**OBJECTIVE**
Only lines holding the word "imbricibus" should be copied from the material.

**INPUT RECORDS**

···

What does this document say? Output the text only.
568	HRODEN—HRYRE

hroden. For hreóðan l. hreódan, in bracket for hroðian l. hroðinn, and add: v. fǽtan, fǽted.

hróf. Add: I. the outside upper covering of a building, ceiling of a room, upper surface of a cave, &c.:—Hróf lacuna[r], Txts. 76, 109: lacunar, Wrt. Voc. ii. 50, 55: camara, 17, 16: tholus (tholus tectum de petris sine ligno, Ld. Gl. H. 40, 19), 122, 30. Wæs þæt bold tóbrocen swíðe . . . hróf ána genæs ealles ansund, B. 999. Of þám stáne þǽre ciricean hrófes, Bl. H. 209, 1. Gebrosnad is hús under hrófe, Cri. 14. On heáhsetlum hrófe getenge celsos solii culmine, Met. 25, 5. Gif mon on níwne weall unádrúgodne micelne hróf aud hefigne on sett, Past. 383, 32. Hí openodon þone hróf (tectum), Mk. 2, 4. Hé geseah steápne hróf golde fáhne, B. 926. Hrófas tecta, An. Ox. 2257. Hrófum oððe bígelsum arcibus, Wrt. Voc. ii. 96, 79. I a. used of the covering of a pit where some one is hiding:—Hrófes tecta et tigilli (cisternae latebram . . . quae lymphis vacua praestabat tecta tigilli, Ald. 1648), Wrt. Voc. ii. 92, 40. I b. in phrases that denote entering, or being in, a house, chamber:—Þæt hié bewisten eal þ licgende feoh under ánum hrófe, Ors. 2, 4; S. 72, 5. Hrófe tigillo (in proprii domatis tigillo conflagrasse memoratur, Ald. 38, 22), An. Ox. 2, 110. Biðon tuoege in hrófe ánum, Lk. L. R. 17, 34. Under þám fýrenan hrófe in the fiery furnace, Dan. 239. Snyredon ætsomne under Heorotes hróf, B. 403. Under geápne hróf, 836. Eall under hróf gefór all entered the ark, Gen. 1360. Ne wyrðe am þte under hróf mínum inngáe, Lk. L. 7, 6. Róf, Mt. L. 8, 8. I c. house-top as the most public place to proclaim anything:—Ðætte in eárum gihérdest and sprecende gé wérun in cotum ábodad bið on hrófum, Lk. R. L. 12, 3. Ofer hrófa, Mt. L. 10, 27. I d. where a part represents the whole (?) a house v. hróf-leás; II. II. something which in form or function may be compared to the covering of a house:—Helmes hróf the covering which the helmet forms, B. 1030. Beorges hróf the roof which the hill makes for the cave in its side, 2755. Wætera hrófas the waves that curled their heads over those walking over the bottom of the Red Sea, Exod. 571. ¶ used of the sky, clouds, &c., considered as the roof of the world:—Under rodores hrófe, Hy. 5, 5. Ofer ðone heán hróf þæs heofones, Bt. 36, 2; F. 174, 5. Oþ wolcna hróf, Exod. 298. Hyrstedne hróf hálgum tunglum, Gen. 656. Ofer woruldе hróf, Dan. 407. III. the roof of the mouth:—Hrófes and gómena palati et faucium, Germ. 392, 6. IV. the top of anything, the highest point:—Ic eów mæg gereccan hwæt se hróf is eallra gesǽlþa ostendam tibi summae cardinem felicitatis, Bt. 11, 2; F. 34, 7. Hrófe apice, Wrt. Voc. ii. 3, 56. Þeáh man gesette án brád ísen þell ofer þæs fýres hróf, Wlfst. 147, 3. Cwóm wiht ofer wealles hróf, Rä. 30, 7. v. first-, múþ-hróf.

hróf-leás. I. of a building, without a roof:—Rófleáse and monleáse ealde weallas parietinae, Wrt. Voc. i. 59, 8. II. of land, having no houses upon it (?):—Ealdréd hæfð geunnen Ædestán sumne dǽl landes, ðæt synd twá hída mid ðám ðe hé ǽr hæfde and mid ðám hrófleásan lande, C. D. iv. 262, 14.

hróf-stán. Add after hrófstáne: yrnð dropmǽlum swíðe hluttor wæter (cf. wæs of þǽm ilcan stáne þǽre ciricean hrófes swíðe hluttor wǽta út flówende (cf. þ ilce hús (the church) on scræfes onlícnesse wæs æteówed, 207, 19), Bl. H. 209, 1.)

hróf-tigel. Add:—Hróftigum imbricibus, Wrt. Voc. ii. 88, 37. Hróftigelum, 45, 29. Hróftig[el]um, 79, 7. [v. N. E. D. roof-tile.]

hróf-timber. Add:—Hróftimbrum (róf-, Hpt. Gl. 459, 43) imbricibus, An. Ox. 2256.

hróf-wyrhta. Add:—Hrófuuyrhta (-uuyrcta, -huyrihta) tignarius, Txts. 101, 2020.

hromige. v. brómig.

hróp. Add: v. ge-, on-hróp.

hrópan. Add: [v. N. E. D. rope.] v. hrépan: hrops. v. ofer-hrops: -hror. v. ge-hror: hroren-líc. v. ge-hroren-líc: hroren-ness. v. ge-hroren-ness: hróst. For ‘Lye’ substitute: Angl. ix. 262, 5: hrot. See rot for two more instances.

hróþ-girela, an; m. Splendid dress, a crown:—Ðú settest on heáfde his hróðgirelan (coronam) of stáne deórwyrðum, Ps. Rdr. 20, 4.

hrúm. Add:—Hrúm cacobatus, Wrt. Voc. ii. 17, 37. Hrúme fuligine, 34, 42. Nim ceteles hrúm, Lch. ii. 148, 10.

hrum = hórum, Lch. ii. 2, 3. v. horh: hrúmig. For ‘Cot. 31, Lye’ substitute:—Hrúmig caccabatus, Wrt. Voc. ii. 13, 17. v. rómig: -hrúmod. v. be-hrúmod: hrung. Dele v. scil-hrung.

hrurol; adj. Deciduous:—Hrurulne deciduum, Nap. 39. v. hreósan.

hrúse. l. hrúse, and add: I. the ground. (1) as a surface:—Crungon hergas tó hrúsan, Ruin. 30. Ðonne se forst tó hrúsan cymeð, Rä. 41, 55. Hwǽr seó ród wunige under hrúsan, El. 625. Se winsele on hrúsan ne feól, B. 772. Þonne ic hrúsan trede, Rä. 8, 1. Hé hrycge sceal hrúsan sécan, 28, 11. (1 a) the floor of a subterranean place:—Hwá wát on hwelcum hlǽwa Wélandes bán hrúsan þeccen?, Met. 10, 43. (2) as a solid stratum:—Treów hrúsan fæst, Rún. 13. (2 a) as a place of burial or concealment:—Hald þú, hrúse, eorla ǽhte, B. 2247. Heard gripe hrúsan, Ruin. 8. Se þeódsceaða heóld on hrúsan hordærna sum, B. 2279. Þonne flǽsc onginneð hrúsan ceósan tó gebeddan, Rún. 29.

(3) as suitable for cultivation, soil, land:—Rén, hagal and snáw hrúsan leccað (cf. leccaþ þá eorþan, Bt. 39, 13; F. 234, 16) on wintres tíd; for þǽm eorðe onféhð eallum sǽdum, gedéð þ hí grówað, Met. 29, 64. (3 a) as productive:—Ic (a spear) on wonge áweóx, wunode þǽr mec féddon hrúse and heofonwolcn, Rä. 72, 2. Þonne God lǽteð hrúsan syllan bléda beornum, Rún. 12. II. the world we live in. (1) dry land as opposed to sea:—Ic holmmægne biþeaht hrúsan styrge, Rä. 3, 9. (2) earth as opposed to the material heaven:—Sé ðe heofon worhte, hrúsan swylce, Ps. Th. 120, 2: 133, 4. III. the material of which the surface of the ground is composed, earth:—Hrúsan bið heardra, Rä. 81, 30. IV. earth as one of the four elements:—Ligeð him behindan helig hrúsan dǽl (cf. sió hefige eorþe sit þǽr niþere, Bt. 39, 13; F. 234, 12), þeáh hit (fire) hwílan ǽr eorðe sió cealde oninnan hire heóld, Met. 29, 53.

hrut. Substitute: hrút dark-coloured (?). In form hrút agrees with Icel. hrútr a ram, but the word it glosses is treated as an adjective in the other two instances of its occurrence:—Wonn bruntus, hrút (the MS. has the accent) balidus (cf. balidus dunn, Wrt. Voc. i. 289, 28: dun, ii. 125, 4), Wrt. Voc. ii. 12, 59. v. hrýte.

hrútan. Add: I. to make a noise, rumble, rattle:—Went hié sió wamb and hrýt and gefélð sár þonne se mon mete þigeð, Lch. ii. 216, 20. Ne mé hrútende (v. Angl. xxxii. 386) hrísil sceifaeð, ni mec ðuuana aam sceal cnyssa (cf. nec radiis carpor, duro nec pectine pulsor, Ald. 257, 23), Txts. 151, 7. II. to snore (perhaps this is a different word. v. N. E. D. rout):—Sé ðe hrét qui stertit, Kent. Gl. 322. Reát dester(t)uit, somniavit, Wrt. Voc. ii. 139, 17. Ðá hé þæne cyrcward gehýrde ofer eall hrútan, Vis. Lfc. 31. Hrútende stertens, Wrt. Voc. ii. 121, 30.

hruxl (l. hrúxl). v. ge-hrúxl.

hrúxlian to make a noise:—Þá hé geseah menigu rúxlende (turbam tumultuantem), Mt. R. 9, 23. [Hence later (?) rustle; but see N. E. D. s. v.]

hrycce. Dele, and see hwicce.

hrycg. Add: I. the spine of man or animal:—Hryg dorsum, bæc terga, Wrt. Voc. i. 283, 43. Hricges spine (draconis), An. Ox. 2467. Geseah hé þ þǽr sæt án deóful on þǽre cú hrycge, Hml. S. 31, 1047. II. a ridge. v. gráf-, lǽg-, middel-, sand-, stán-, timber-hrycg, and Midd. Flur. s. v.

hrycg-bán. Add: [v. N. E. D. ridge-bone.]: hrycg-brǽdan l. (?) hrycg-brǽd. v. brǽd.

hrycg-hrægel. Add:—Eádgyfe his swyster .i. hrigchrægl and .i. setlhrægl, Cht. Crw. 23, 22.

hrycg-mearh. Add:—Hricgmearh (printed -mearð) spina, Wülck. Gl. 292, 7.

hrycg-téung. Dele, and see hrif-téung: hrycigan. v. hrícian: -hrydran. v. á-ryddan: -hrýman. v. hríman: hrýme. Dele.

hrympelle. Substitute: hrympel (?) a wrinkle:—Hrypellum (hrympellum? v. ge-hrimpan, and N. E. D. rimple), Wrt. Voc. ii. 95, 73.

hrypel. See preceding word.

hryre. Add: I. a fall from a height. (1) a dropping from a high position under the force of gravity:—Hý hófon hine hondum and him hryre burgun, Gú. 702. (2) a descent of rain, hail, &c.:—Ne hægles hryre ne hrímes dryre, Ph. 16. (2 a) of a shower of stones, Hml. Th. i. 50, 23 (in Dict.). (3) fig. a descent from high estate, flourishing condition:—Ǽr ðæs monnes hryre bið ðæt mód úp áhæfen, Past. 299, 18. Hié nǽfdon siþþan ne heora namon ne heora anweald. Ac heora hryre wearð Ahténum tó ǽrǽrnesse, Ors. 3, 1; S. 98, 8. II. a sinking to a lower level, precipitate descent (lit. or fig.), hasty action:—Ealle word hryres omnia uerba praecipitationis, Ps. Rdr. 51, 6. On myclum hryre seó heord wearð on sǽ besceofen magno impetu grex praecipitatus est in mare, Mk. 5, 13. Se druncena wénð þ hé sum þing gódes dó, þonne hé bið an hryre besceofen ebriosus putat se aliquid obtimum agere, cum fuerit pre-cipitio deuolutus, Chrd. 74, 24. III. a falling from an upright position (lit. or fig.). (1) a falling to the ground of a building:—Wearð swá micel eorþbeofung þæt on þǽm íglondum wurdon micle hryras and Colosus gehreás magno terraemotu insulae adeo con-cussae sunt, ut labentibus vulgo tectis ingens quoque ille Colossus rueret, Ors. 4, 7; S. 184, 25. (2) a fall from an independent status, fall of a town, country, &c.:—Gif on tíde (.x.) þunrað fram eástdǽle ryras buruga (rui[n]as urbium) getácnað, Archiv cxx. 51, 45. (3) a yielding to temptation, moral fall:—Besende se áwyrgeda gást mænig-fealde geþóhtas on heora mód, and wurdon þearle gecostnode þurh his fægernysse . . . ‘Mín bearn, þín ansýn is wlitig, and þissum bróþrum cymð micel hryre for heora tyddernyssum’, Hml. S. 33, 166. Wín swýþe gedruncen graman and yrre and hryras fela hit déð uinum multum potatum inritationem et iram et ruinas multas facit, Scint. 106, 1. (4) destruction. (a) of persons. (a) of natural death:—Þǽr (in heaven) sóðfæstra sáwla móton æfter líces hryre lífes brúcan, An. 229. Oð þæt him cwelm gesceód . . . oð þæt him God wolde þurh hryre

···

**FULL ANSWER**
hróf-tigel. Add:—Hróftigum imbricibus, Wrt. Voc. ii. 88, 37. Hróftigelum, 45, 29. Hróftig[el]um, 79, 7. [v. N. E. D. roof-tile.]
hróf-timber. Add:—Hróftimbrum (róf-, Hpt. Gl. 459, 43) imbricibus, An. Ox. 2256.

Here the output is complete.